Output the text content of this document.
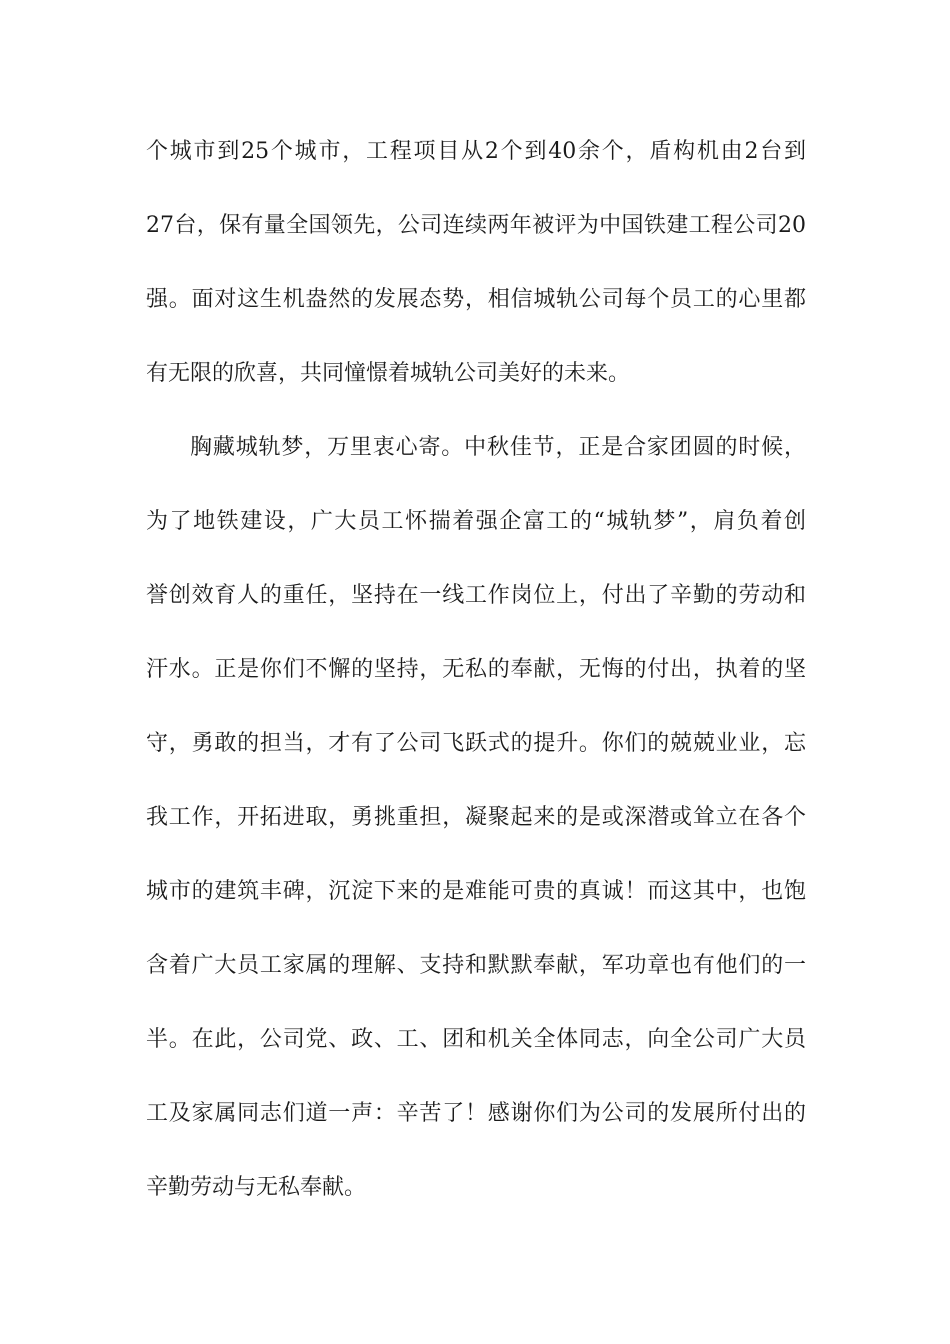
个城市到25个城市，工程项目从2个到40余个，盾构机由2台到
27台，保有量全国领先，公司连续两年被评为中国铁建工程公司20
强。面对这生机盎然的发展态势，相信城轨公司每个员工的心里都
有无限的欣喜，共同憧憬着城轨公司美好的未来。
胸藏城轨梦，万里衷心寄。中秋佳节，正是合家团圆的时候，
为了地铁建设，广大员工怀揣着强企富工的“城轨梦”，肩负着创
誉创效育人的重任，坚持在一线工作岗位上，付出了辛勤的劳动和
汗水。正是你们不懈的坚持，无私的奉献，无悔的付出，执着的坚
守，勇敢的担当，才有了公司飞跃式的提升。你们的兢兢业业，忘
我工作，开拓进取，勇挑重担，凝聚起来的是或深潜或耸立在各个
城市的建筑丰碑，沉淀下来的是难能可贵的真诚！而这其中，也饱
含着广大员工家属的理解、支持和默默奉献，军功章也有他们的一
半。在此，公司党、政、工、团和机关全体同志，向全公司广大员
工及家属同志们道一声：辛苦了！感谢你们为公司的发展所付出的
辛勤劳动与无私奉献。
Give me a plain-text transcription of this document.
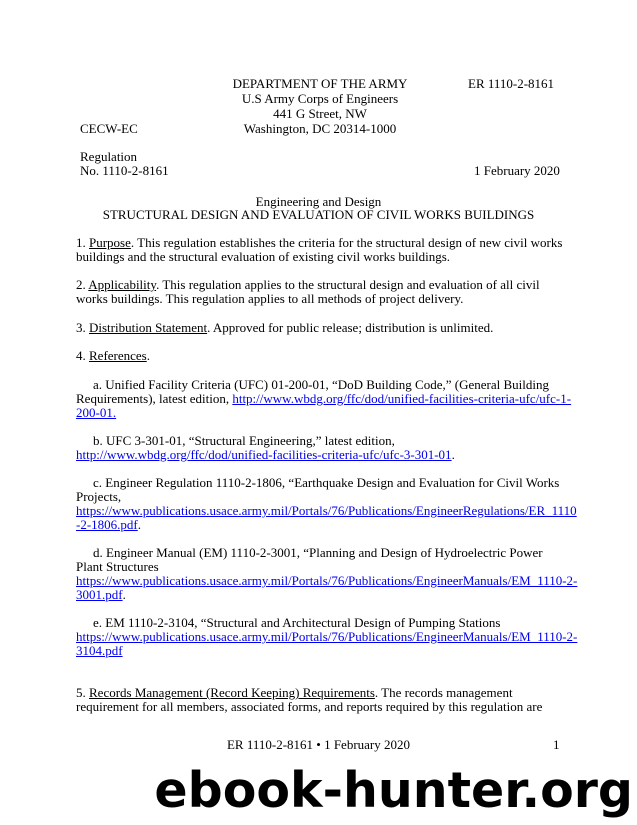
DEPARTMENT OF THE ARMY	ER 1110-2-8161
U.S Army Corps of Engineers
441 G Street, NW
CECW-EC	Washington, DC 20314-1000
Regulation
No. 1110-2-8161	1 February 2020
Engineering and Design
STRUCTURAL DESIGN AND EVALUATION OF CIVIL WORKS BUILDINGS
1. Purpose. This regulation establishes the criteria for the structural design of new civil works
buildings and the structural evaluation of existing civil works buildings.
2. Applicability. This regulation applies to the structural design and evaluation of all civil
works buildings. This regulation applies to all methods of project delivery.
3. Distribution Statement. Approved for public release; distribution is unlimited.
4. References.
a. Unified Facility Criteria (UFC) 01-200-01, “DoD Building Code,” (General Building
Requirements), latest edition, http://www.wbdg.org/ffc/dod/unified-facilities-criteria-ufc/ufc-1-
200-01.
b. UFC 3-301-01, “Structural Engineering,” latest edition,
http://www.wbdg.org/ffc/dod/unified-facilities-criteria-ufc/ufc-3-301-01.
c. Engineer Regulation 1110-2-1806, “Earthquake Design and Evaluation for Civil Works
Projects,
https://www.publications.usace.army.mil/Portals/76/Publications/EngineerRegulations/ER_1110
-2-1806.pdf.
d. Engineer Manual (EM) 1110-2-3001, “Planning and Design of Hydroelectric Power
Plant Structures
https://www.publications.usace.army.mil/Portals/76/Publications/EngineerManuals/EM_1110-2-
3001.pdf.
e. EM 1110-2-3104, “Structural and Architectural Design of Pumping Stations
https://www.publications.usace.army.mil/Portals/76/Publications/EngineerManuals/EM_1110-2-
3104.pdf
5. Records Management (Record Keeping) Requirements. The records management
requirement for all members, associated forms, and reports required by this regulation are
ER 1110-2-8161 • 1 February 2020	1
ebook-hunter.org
════════
● Exercise details: Report the count of lines in the entries that contain the string "Engineering", and nothing besides it.

● Response below: 2